_Task objective_. Quote each record exactly, please, leaving none out.

_Data for this exercise_.
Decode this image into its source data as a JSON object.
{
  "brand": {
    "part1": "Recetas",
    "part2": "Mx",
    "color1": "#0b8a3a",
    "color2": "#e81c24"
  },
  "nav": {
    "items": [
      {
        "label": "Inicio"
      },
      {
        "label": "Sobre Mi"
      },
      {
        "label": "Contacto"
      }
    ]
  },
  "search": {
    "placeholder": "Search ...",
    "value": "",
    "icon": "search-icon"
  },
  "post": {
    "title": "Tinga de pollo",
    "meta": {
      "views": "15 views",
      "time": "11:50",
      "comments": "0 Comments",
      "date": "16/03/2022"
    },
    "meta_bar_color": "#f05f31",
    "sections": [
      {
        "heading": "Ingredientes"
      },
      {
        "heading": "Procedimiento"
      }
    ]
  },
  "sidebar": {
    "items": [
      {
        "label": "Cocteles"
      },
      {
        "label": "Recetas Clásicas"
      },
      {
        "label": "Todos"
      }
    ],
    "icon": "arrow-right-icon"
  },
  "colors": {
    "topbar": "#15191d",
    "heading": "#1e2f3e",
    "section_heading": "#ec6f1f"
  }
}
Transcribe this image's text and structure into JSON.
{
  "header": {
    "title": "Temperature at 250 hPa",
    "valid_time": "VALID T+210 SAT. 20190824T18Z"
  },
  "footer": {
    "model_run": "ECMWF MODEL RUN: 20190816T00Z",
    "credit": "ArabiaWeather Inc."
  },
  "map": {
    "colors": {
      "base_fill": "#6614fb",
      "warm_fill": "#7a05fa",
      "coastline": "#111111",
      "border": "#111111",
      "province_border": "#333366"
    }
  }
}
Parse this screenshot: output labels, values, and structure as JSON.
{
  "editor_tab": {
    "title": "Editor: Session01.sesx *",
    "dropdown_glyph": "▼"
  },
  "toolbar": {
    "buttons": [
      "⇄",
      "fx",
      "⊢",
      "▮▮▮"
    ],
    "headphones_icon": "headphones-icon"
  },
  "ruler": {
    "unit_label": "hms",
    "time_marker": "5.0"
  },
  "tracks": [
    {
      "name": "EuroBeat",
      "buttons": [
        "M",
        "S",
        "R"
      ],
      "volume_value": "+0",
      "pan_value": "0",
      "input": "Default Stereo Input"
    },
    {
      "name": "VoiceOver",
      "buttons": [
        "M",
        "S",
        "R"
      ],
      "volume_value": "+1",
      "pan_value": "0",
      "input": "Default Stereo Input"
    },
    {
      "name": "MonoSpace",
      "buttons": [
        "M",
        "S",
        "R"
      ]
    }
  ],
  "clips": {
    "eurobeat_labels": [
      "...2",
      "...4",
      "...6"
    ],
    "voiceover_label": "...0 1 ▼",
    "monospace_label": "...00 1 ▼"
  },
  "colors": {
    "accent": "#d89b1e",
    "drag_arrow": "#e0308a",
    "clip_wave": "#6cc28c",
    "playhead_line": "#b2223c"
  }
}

_Solved problem_.
Decode this image into its source data as a JSON object.
{
  "brand": {
    "part1": "Recetas",
    "part2": "Mx",
    "color1": "#0b8a3a",
    "color2": "#e81c24"
  },
  "nav": {
    "items": [
      {
        "label": "Inicio"
      },
      {
        "label": "Sobre Mi"
      },
      {
        "label": "Contacto"
      }
    ]
  },
  "search": {
    "placeholder": "Search ...",
    "value": "",
    "icon": "search-icon"
  },
  "post": {
    "title": "Tinga de pollo",
    "meta": {
      "views": "15 views",
      "time": "11:50",
      "comments": "0 Comments",
      "date": "16/03/2022"
    },
    "meta_bar_color": "#f05f31",
    "sections": [
      {
        "heading": "Ingredientes"
      },
      {
        "heading": "Procedimiento"
      }
    ]
  },
  "sidebar": {
    "items": [
      {
        "label": "Cocteles"
      },
      {
        "label": "Recetas Clásicas"
      },
      {
        "label": "Todos"
      }
    ],
    "icon": "arrow-right-icon"
  },
  "colors": {
    "topbar": "#15191d",
    "heading": "#1e2f3e",
    "section_heading": "#ec6f1f"
  }
}
Transcribe this image's text and structure into JSON.
{
  "header": {
    "title": "Temperature at 250 hPa",
    "valid_time": "VALID T+210 SAT. 20190824T18Z"
  },
  "footer": {
    "model_run": "ECMWF MODEL RUN: 20190816T00Z",
    "credit": "ArabiaWeather Inc."
  },
  "map": {
    "colors": {
      "base_fill": "#6614fb",
      "warm_fill": "#7a05fa",
      "coastline": "#111111",
      "border": "#111111",
      "province_border": "#333366"
    }
  }
}
Parse this screenshot: output labels, values, and structure as JSON.
{
  "editor_tab": {
    "title": "Editor: Session01.sesx *",
    "dropdown_glyph": "▼"
  },
  "toolbar": {
    "buttons": [
      "⇄",
      "fx",
      "⊢",
      "▮▮▮"
    ],
    "headphones_icon": "headphones-icon"
  },
  "ruler": {
    "unit_label": "hms",
    "time_marker": "5.0"
  },
  "tracks": [
    {
      "name": "EuroBeat",
      "buttons": [
        "M",
        "S",
        "R"
      ],
      "volume_value": "+0",
      "pan_value": "0",
      "input": "Default Stereo Input"
    },
    {
      "name": "VoiceOver",
      "buttons": [
        "M",
        "S",
        "R"
      ],
      "volume_value": "+1",
      "pan_value": "0",
      "input": "Default Stereo Input"
    },
    {
      "name": "MonoSpace",
      "buttons": [
        "M",
        "S",
        "R"
      ]
    }
  ],
  "clips": {
    "eurobeat_labels": [
      "...2",
      "...4",
      "...6"
    ],
    "voiceover_label": "...0 1 ▼",
    "monospace_label": "...00 1 ▼"
  },
  "colors": {
    "accent": "#d89b1e",
    "drag_arrow": "#e0308a",
    "clip_wave": "#6cc28c",
    "playhead_line": "#b2223c"
  }
}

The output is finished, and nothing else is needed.